§ **Task brief**:
Every entry needs to be printed exactly, please.

Begin Entries provided

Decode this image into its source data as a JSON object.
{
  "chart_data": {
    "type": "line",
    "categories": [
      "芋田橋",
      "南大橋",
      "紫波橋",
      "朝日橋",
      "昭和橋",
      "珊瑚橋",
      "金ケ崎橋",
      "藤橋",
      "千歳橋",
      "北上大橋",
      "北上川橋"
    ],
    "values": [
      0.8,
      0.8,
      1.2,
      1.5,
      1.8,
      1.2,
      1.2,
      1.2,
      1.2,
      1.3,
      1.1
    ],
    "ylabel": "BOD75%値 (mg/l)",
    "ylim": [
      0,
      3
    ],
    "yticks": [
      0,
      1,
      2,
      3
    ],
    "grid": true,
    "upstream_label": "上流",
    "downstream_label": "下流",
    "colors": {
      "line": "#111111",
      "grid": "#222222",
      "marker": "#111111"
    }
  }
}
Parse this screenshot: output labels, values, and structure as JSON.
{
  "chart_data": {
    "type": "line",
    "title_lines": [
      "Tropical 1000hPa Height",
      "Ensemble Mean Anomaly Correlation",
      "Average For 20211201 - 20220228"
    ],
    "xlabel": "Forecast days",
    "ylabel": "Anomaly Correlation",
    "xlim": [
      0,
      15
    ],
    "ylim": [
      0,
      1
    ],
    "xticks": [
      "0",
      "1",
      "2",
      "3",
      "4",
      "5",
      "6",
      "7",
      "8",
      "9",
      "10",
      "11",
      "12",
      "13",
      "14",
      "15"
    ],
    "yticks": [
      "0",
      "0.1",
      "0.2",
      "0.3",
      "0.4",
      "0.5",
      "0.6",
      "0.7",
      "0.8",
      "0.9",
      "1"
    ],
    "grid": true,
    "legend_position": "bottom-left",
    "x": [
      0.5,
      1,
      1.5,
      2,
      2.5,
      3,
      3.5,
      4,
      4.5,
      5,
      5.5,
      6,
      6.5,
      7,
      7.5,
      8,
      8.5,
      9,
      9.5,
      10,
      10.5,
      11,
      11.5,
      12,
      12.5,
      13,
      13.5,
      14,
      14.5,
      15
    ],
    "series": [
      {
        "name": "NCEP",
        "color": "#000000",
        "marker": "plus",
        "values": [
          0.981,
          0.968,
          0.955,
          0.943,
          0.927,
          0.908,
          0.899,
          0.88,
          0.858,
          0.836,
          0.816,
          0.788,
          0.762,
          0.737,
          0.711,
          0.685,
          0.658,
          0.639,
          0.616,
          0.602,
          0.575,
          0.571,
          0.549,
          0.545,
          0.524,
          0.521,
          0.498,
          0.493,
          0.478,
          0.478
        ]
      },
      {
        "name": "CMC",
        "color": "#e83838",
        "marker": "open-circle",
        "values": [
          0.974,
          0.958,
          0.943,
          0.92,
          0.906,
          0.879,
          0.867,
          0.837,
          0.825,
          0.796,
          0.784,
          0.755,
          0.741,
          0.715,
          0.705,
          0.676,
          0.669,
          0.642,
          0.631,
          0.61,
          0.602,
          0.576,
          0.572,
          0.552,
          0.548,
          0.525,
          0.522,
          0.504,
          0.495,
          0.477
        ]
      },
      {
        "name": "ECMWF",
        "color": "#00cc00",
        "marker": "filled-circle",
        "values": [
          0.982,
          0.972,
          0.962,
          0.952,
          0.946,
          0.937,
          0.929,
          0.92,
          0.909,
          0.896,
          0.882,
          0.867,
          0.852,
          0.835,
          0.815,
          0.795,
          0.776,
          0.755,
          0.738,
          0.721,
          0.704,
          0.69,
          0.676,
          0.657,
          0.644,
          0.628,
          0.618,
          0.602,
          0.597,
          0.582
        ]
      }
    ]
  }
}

End Entries provided

§ **Output for this exercise**:
Decode this image into its source data as a JSON object.
{
  "chart_data": {
    "type": "line",
    "categories": [
      "芋田橋",
      "南大橋",
      "紫波橋",
      "朝日橋",
      "昭和橋",
      "珊瑚橋",
      "金ケ崎橋",
      "藤橋",
      "千歳橋",
      "北上大橋",
      "北上川橋"
    ],
    "values": [
      0.8,
      0.8,
      1.2,
      1.5,
      1.8,
      1.2,
      1.2,
      1.2,
      1.2,
      1.3,
      1.1
    ],
    "ylabel": "BOD75%値 (mg/l)",
    "ylim": [
      0,
      3
    ],
    "yticks": [
      0,
      1,
      2,
      3
    ],
    "grid": true,
    "upstream_label": "上流",
    "downstream_label": "下流",
    "colors": {
      "line": "#111111",
      "grid": "#222222",
      "marker": "#111111"
    }
  }
}
Parse this screenshot: output labels, values, and structure as JSON.
{
  "chart_data": {
    "type": "line",
    "title_lines": [
      "Tropical 1000hPa Height",
      "Ensemble Mean Anomaly Correlation",
      "Average For 20211201 - 20220228"
    ],
    "xlabel": "Forecast days",
    "ylabel": "Anomaly Correlation",
    "xlim": [
      0,
      15
    ],
    "ylim": [
      0,
      1
    ],
    "xticks": [
      "0",
      "1",
      "2",
      "3",
      "4",
      "5",
      "6",
      "7",
      "8",
      "9",
      "10",
      "11",
      "12",
      "13",
      "14",
      "15"
    ],
    "yticks": [
      "0",
      "0.1",
      "0.2",
      "0.3",
      "0.4",
      "0.5",
      "0.6",
      "0.7",
      "0.8",
      "0.9",
      "1"
    ],
    "grid": true,
    "legend_position": "bottom-left",
    "x": [
      0.5,
      1,
      1.5,
      2,
      2.5,
      3,
      3.5,
      4,
      4.5,
      5,
      5.5,
      6,
      6.5,
      7,
      7.5,
      8,
      8.5,
      9,
      9.5,
      10,
      10.5,
      11,
      11.5,
      12,
      12.5,
      13,
      13.5,
      14,
      14.5,
      15
    ],
    "series": [
      {
        "name": "NCEP",
        "color": "#000000",
        "marker": "plus",
        "values": [
          0.981,
          0.968,
          0.955,
          0.943,
          0.927,
          0.908,
          0.899,
          0.88,
          0.858,
          0.836,
          0.816,
          0.788,
          0.762,
          0.737,
          0.711,
          0.685,
          0.658,
          0.639,
          0.616,
          0.602,
          0.575,
          0.571,
          0.549,
          0.545,
          0.524,
          0.521,
          0.498,
          0.493,
          0.478,
          0.478
        ]
      },
      {
        "name": "CMC",
        "color": "#e83838",
        "marker": "open-circle",
        "values": [
          0.974,
          0.958,
          0.943,
          0.92,
          0.906,
          0.879,
          0.867,
          0.837,
          0.825,
          0.796,
          0.784,
          0.755,
          0.741,
          0.715,
          0.705,
          0.676,
          0.669,
          0.642,
          0.631,
          0.61,
          0.602,
          0.576,
          0.572,
          0.552,
          0.548,
          0.525,
          0.522,
          0.504,
          0.495,
          0.477
        ]
      },
      {
        "name": "ECMWF",
        "color": "#00cc00",
        "marker": "filled-circle",
        "values": [
          0.982,
          0.972,
          0.962,
          0.952,
          0.946,
          0.937,
          0.929,
          0.92,
          0.909,
          0.896,
          0.882,
          0.867,
          0.852,
          0.835,
          0.815,
          0.795,
          0.776,
          0.755,
          0.738,
          0.721,
          0.704,
          0.69,
          0.676,
          0.657,
          0.644,
          0.628,
          0.618,
          0.602,
          0.597,
          0.582
        ]
      }
    ]
  }
}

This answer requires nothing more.